[Listed entries start]

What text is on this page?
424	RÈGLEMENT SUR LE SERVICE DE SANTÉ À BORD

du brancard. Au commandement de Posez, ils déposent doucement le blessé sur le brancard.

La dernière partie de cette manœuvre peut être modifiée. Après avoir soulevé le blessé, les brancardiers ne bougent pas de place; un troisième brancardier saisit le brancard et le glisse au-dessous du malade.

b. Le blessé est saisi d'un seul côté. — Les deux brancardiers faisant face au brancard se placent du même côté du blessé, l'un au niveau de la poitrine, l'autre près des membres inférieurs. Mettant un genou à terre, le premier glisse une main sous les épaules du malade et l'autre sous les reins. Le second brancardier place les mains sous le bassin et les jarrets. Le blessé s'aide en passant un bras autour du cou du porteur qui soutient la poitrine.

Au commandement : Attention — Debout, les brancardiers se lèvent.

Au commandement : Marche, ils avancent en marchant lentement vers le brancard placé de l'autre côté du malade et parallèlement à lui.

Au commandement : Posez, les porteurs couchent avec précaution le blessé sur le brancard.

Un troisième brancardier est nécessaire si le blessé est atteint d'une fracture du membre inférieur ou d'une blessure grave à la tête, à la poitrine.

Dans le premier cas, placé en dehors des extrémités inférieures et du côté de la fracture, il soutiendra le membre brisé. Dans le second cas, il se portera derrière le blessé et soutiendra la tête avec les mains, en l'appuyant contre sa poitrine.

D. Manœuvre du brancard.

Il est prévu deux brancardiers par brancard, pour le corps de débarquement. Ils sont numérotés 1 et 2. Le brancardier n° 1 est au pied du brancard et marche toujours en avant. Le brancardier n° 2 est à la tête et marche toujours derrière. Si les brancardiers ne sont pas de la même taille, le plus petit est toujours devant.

[Listed entries end]

# Written problem:
Write out the material exactly as given.

# Answer in full:
What text is on this page?
424	RÈGLEMENT SUR LE SERVICE DE SANTÉ À BORD

du brancard. Au commandement de Posez, ils déposent doucement le blessé sur le brancard.

La dernière partie de cette manœuvre peut être modifiée. Après avoir soulevé le blessé, les brancardiers ne bougent pas de place; un troisième brancardier saisit le brancard et le glisse au-dessous du malade.

b. Le blessé est saisi d'un seul côté. — Les deux brancardiers faisant face au brancard se placent du même côté du blessé, l'un au niveau de la poitrine, l'autre près des membres inférieurs. Mettant un genou à terre, le premier glisse une main sous les épaules du malade et l'autre sous les reins. Le second brancardier place les mains sous le bassin et les jarrets. Le blessé s'aide en passant un bras autour du cou du porteur qui soutient la poitrine.

Au commandement : Attention — Debout, les brancardiers se lèvent.

Au commandement : Marche, ils avancent en marchant lentement vers le brancard placé de l'autre côté du malade et parallèlement à lui.

Au commandement : Posez, les porteurs couchent avec précaution le blessé sur le brancard.

Un troisième brancardier est nécessaire si le blessé est atteint d'une fracture du membre inférieur ou d'une blessure grave à la tête, à la poitrine.

Dans le premier cas, placé en dehors des extrémités inférieures et du côté de la fracture, il soutiendra le membre brisé. Dans le second cas, il se portera derrière le blessé et soutiendra la tête avec les mains, en l'appuyant contre sa poitrine.

D. Manœuvre du brancard.

Il est prévu deux brancardiers par brancard, pour le corps de débarquement. Ils sont numérotés 1 et 2. Le brancardier n° 1 est au pied du brancard et marche toujours en avant. Le brancardier n° 2 est à la tête et marche toujours derrière. Si les brancardiers ne sont pas de la même taille, le plus petit est toujours devant.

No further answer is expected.